[start of Provided information]
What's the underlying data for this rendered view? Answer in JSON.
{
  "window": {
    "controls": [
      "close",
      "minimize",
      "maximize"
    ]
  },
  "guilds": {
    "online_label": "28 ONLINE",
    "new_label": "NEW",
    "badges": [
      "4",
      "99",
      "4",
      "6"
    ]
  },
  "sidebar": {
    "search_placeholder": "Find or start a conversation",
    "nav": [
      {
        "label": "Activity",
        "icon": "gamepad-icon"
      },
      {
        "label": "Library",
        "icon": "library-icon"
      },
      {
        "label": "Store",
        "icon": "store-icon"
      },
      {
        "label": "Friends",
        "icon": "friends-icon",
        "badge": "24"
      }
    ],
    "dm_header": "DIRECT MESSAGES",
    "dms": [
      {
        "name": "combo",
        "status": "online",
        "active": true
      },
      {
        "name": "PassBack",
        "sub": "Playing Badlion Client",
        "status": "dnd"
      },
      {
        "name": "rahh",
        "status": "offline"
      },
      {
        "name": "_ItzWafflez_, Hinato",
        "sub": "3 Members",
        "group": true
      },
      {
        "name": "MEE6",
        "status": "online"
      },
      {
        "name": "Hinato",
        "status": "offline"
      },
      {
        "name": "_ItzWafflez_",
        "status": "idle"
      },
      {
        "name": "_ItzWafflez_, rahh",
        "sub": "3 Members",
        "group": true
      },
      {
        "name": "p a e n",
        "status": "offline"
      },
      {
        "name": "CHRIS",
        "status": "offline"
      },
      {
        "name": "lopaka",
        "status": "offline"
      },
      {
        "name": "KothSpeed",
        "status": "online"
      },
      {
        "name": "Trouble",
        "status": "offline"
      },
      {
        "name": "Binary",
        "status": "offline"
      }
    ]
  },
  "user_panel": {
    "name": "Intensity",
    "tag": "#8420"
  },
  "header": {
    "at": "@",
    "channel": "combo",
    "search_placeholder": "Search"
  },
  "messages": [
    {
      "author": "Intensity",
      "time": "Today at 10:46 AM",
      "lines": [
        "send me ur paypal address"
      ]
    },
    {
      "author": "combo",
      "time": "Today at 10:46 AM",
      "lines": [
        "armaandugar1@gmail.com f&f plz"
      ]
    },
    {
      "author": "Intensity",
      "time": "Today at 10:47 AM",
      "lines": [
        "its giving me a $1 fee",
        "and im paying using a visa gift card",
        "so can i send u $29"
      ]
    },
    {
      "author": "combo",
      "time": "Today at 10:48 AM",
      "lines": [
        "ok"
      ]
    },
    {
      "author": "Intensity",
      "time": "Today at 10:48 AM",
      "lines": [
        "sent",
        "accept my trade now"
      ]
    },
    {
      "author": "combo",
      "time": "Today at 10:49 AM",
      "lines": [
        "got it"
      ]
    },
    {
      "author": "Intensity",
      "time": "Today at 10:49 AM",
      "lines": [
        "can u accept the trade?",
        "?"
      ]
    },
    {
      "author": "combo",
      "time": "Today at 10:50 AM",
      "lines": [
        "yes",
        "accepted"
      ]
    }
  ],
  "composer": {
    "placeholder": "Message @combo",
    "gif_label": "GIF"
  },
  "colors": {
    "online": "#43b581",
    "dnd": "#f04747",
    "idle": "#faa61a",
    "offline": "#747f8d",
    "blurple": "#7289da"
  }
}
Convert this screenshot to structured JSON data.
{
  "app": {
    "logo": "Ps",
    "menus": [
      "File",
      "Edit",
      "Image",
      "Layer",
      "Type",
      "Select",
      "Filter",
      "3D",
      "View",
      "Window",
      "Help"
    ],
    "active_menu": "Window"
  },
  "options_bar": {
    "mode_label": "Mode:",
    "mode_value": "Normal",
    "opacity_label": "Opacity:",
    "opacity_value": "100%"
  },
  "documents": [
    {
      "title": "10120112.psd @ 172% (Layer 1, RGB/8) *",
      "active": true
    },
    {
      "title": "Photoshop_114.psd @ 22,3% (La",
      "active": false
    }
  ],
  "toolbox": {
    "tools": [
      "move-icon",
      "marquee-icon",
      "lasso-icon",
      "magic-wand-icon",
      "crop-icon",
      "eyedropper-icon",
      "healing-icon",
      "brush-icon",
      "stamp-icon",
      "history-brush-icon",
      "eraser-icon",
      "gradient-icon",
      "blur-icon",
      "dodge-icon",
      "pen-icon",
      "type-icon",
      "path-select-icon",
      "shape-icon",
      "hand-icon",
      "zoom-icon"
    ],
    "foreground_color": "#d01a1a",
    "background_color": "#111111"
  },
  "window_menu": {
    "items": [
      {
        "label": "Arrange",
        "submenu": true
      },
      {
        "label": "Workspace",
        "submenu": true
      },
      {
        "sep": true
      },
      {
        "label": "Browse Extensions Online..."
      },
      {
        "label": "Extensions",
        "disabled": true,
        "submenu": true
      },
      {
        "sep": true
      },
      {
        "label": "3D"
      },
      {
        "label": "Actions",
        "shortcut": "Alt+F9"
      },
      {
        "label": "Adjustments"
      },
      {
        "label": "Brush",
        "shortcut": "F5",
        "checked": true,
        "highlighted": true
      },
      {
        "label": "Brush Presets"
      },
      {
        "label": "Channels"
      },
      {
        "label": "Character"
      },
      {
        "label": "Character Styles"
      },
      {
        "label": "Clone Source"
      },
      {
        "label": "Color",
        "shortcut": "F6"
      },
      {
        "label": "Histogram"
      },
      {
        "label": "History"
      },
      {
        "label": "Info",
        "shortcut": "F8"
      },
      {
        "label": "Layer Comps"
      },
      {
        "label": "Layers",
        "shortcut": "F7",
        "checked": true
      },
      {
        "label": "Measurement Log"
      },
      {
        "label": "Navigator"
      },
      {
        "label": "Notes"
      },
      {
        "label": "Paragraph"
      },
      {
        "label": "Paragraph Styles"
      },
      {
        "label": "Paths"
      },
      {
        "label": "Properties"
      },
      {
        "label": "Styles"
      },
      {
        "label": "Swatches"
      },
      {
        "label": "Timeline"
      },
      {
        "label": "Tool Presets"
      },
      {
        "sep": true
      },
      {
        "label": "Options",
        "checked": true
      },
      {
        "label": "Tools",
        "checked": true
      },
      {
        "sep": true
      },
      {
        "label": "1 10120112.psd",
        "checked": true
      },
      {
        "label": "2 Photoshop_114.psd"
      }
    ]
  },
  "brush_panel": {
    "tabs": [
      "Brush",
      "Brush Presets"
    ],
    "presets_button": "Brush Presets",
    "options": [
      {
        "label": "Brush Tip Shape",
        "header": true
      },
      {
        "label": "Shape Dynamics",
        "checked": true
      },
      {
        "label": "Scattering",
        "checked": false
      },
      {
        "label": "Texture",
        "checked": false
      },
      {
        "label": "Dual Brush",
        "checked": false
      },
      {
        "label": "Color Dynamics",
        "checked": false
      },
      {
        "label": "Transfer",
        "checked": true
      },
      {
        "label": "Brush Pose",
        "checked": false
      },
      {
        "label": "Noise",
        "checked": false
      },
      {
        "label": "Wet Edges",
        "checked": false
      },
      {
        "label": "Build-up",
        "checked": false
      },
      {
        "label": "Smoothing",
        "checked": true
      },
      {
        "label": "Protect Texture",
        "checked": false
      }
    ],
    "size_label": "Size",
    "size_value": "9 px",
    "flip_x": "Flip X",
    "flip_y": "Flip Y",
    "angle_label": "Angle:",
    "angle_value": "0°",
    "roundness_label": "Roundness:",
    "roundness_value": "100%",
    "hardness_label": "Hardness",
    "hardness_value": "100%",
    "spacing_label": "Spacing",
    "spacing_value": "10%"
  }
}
[end of Provided information]
Goal: Scan the material above for the string "Extensions" and report each line where you find it.

Full answer:
        "label": "Browse Extensions Online..."
        "label": "Extensions",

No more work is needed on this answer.